[Start Materials provided]

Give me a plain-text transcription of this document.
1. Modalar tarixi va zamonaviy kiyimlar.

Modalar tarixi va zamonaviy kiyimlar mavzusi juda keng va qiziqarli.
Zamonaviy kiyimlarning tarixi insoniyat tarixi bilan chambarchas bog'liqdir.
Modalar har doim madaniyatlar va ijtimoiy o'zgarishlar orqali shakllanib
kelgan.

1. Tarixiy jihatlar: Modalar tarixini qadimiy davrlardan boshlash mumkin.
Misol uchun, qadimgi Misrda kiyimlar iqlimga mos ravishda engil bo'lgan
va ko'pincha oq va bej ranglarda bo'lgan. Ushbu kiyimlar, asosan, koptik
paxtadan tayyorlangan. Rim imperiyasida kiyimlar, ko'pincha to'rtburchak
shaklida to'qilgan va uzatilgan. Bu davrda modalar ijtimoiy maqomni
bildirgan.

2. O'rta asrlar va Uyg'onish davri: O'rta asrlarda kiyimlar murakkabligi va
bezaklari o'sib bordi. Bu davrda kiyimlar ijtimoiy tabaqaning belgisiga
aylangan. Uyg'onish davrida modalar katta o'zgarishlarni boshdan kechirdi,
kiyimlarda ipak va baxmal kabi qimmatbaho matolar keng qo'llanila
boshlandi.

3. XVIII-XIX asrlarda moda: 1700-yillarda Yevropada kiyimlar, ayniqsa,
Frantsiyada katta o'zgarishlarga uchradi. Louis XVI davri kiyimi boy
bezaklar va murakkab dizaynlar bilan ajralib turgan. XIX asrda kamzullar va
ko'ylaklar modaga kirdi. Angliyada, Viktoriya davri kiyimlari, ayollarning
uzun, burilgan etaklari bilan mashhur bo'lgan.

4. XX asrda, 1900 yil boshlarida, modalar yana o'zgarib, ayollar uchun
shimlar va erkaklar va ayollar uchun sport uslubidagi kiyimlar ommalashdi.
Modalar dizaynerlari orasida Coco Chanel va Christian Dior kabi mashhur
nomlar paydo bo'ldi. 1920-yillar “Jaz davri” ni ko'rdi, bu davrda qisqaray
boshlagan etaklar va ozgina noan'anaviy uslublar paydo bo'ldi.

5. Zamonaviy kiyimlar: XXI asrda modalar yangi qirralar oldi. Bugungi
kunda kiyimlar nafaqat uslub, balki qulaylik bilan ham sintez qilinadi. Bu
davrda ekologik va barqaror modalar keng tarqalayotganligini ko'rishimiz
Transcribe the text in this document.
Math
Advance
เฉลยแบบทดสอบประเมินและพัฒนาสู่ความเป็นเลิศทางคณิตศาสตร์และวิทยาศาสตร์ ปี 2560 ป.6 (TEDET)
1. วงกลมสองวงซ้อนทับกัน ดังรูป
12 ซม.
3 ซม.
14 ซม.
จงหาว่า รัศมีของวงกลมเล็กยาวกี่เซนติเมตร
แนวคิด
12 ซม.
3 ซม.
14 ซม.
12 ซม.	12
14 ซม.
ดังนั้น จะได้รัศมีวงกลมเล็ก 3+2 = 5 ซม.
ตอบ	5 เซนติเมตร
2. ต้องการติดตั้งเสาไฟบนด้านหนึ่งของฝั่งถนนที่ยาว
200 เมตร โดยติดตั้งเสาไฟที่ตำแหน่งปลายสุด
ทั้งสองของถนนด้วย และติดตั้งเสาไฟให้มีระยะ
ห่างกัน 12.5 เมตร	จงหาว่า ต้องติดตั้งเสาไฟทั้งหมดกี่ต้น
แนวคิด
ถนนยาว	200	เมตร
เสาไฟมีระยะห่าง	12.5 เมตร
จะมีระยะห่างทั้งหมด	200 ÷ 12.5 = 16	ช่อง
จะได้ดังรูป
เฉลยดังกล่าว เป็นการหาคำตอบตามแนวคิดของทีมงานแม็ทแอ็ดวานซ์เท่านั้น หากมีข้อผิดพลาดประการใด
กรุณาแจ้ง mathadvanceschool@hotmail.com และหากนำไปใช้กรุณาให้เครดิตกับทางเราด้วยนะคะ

[End Materials provided]

- _Directions_:
Please restate the data word for word, every record included.

- _Reply_:
Give me a plain-text transcription of this document.
1. Modalar tarixi va zamonaviy kiyimlar.

Modalar tarixi va zamonaviy kiyimlar mavzusi juda keng va qiziqarli.
Zamonaviy kiyimlarning tarixi insoniyat tarixi bilan chambarchas bog'liqdir.
Modalar har doim madaniyatlar va ijtimoiy o'zgarishlar orqali shakllanib
kelgan.

1. Tarixiy jihatlar: Modalar tarixini qadimiy davrlardan boshlash mumkin.
Misol uchun, qadimgi Misrda kiyimlar iqlimga mos ravishda engil bo'lgan
va ko'pincha oq va bej ranglarda bo'lgan. Ushbu kiyimlar, asosan, koptik
paxtadan tayyorlangan. Rim imperiyasida kiyimlar, ko'pincha to'rtburchak
shaklida to'qilgan va uzatilgan. Bu davrda modalar ijtimoiy maqomni
bildirgan.

2. O'rta asrlar va Uyg'onish davri: O'rta asrlarda kiyimlar murakkabligi va
bezaklari o'sib bordi. Bu davrda kiyimlar ijtimoiy tabaqaning belgisiga
aylangan. Uyg'onish davrida modalar katta o'zgarishlarni boshdan kechirdi,
kiyimlarda ipak va baxmal kabi qimmatbaho matolar keng qo'llanila
boshlandi.

3. XVIII-XIX asrlarda moda: 1700-yillarda Yevropada kiyimlar, ayniqsa,
Frantsiyada katta o'zgarishlarga uchradi. Louis XVI davri kiyimi boy
bezaklar va murakkab dizaynlar bilan ajralib turgan. XIX asrda kamzullar va
ko'ylaklar modaga kirdi. Angliyada, Viktoriya davri kiyimlari, ayollarning
uzun, burilgan etaklari bilan mashhur bo'lgan.

4. XX asrda, 1900 yil boshlarida, modalar yana o'zgarib, ayollar uchun
shimlar va erkaklar va ayollar uchun sport uslubidagi kiyimlar ommalashdi.
Modalar dizaynerlari orasida Coco Chanel va Christian Dior kabi mashhur
nomlar paydo bo'ldi. 1920-yillar “Jaz davri” ni ko'rdi, bu davrda qisqaray
boshlagan etaklar va ozgina noan'anaviy uslublar paydo bo'ldi.

5. Zamonaviy kiyimlar: XXI asrda modalar yangi qirralar oldi. Bugungi
kunda kiyimlar nafaqat uslub, balki qulaylik bilan ham sintez qilinadi. Bu
davrda ekologik va barqaror modalar keng tarqalayotganligini ko'rishimiz
Transcribe the text in this document.
Math
Advance
เฉลยแบบทดสอบประเมินและพัฒนาสู่ความเป็นเลิศทางคณิตศาสตร์และวิทยาศาสตร์ ปี 2560 ป.6 (TEDET)
1. วงกลมสองวงซ้อนทับกัน ดังรูป
12 ซม.
3 ซม.
14 ซม.
จงหาว่า รัศมีของวงกลมเล็กยาวกี่เซนติเมตร
แนวคิด
12 ซม.
3 ซม.
14 ซม.
12 ซม.	12
14 ซม.
ดังนั้น จะได้รัศมีวงกลมเล็ก 3+2 = 5 ซม.
ตอบ	5 เซนติเมตร
2. ต้องการติดตั้งเสาไฟบนด้านหนึ่งของฝั่งถนนที่ยาว
200 เมตร โดยติดตั้งเสาไฟที่ตำแหน่งปลายสุด
ทั้งสองของถนนด้วย และติดตั้งเสาไฟให้มีระยะ
ห่างกัน 12.5 เมตร	จงหาว่า ต้องติดตั้งเสาไฟทั้งหมดกี่ต้น
แนวคิด
ถนนยาว	200	เมตร
เสาไฟมีระยะห่าง	12.5 เมตร
จะมีระยะห่างทั้งหมด	200 ÷ 12.5 = 16	ช่อง
จะได้ดังรูป
เฉลยดังกล่าว เป็นการหาคำตอบตามแนวคิดของทีมงานแม็ทแอ็ดวานซ์เท่านั้น หากมีข้อผิดพลาดประการใด
กรุณาแจ้ง mathadvanceschool@hotmail.com และหากนำไปใช้กรุณาให้เครดิตกับทางเราด้วยนะคะ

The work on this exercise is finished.